**Short exercise**
Return all of the data exactly as written, without the pictures.

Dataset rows
#####
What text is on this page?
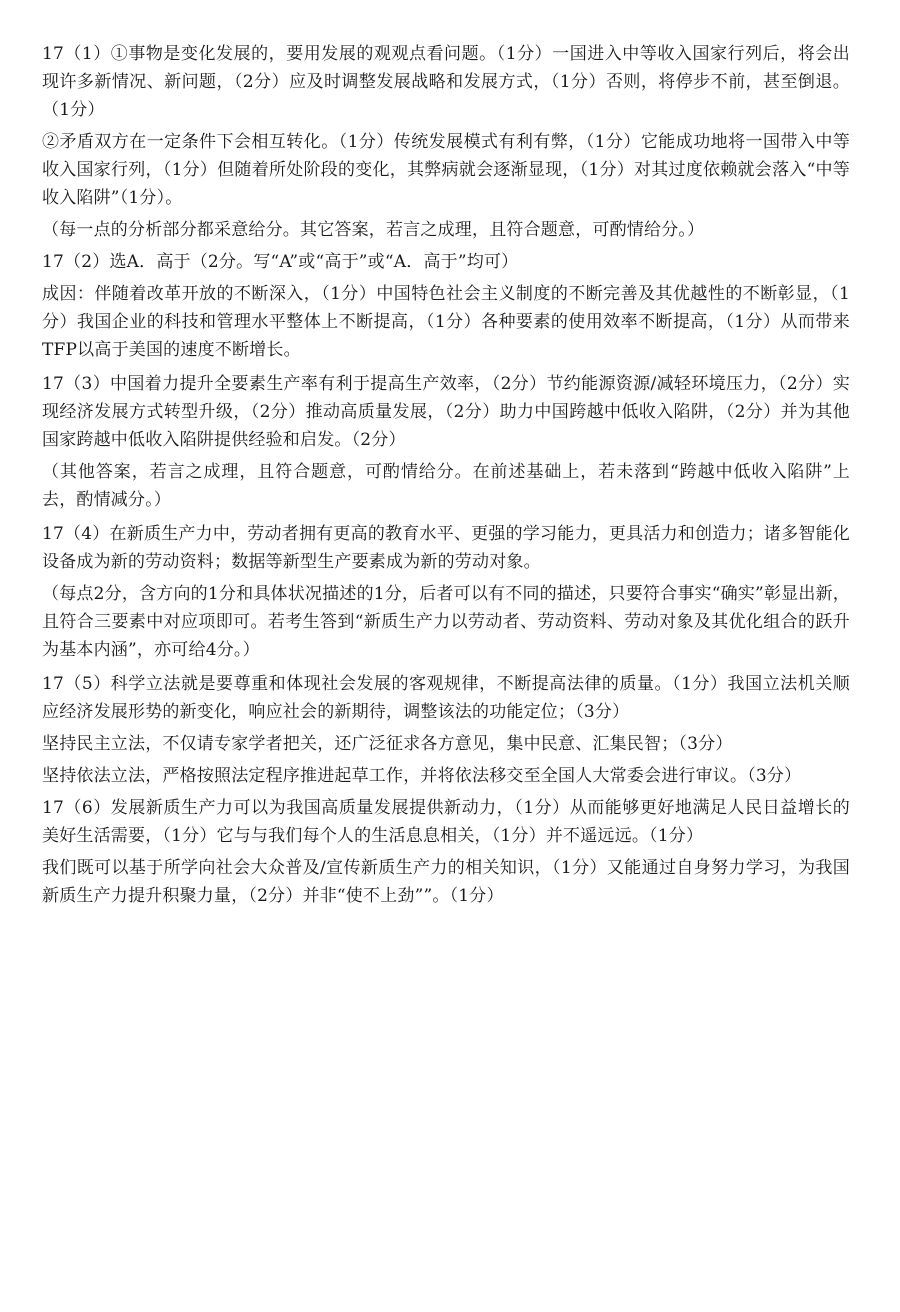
17（1）①事物是变化发展的，要用发展的观观点看问题。（1分）一国进入中等收入国家行列后，将会出现许多新情况、新问题，（2分）应及时调整发展战略和发展方式，（1分）否则，将停步不前，甚至倒退。（1分）

②矛盾双方在一定条件下会相互转化。（1分）传统发展模式有利有弊，（1分）它能成功地将一国带入中等收入国家行列，（1分）但随着所处阶段的变化，其弊病就会逐渐显现，（1分）对其过度依赖就会落入“中等收入陷阱”（1分）。

（每一点的分析部分都采意给分。其它答案，若言之成理，且符合题意，可酌情给分。）

17（2）选A．高于（2分。写“A”或“高于”或“A．高于”均可）

成因：伴随着改革开放的不断深入，（1分）中国特色社会主义制度的不断完善及其优越性的不断彰显，（1分）我国企业的科技和管理水平整体上不断提高，（1分）各种要素的使用效率不断提高，（1分）从而带来TFP以高于美国的速度不断增长。

17（3）中国着力提升全要素生产率有利于提高生产效率，（2分）节约能源资源/减轻环境压力，（2分）实现经济发展方式转型升级，（2分）推动高质量发展，（2分）助力中国跨越中低收入陷阱，（2分）并为其他国家跨越中低收入陷阱提供经验和启发。（2分）

（其他答案，若言之成理，且符合题意，可酌情给分。在前述基础上，若未落到“跨越中低收入陷阱”上去，酌情减分。）

17（4）在新质生产力中，劳动者拥有更高的教育水平、更强的学习能力，更具活力和创造力；诸多智能化设备成为新的劳动资料；数据等新型生产要素成为新的劳动对象。

（每点2分，含方向的1分和具体状况描述的1分，后者可以有不同的描述，只要符合事实“确实”彰显出新，且符合三要素中对应项即可。若考生答到“新质生产力以劳动者、劳动资料、劳动对象及其优化组合的跃升为基本内涵”，亦可给4分。）

17（5）科学立法就是要尊重和体现社会发展的客观规律，不断提高法律的质量。（1分）我国立法机关顺应经济发展形势的新变化，响应社会的新期待，调整该法的功能定位；（3分）

坚持民主立法，不仅请专家学者把关，还广泛征求各方意见，集中民意、汇集民智；（3分）

坚持依法立法，严格按照法定程序推进起草工作，并将依法移交至全国人大常委会进行审议。（3分）

17（6）发展新质生产力可以为我国高质量发展提供新动力，（1分）从而能够更好地满足人民日益增长的美好生活需要，（1分）它与与我们每个人的生活息息相关，（1分）并不遥远远。（1分）

我们既可以基于所学向社会大众普及/宣传新质生产力的相关知识，（1分）又能通过自身努力学习，为我国新质生产力提升积聚力量，（2分）并非“使不上劲””。（1分）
#####
**Answer to this task**
What text is on this page?
17（1）①事物是变化发展的，要用发展的观观点看问题。（1分）一国进入中等收入国家行列后，将会出现许多新情况、新问题，（2分）应及时调整发展战略和发展方式，（1分）否则，将停步不前，甚至倒退。（1分）

②矛盾双方在一定条件下会相互转化。（1分）传统发展模式有利有弊，（1分）它能成功地将一国带入中等收入国家行列，（1分）但随着所处阶段的变化，其弊病就会逐渐显现，（1分）对其过度依赖就会落入“中等收入陷阱”（1分）。

（每一点的分析部分都采意给分。其它答案，若言之成理，且符合题意，可酌情给分。）

17（2）选A．高于（2分。写“A”或“高于”或“A．高于”均可）

成因：伴随着改革开放的不断深入，（1分）中国特色社会主义制度的不断完善及其优越性的不断彰显，（1分）我国企业的科技和管理水平整体上不断提高，（1分）各种要素的使用效率不断提高，（1分）从而带来TFP以高于美国的速度不断增长。

17（3）中国着力提升全要素生产率有利于提高生产效率，（2分）节约能源资源/减轻环境压力，（2分）实现经济发展方式转型升级，（2分）推动高质量发展，（2分）助力中国跨越中低收入陷阱，（2分）并为其他国家跨越中低收入陷阱提供经验和启发。（2分）

（其他答案，若言之成理，且符合题意，可酌情给分。在前述基础上，若未落到“跨越中低收入陷阱”上去，酌情减分。）

17（4）在新质生产力中，劳动者拥有更高的教育水平、更强的学习能力，更具活力和创造力；诸多智能化设备成为新的劳动资料；数据等新型生产要素成为新的劳动对象。

（每点2分，含方向的1分和具体状况描述的1分，后者可以有不同的描述，只要符合事实“确实”彰显出新，且符合三要素中对应项即可。若考生答到“新质生产力以劳动者、劳动资料、劳动对象及其优化组合的跃升为基本内涵”，亦可给4分。）

17（5）科学立法就是要尊重和体现社会发展的客观规律，不断提高法律的质量。（1分）我国立法机关顺应经济发展形势的新变化，响应社会的新期待，调整该法的功能定位；（3分）

坚持民主立法，不仅请专家学者把关，还广泛征求各方意见，集中民意、汇集民智；（3分）

坚持依法立法，严格按照法定程序推进起草工作，并将依法移交至全国人大常委会进行审议。（3分）

17（6）发展新质生产力可以为我国高质量发展提供新动力，（1分）从而能够更好地满足人民日益增长的美好生活需要，（1分）它与与我们每个人的生活息息相关，（1分）并不遥远远。（1分）

我们既可以基于所学向社会大众普及/宣传新质生产力的相关知识，（1分）又能通过自身努力学习，为我国新质生产力提升积聚力量，（2分）并非“使不上劲””。（1分）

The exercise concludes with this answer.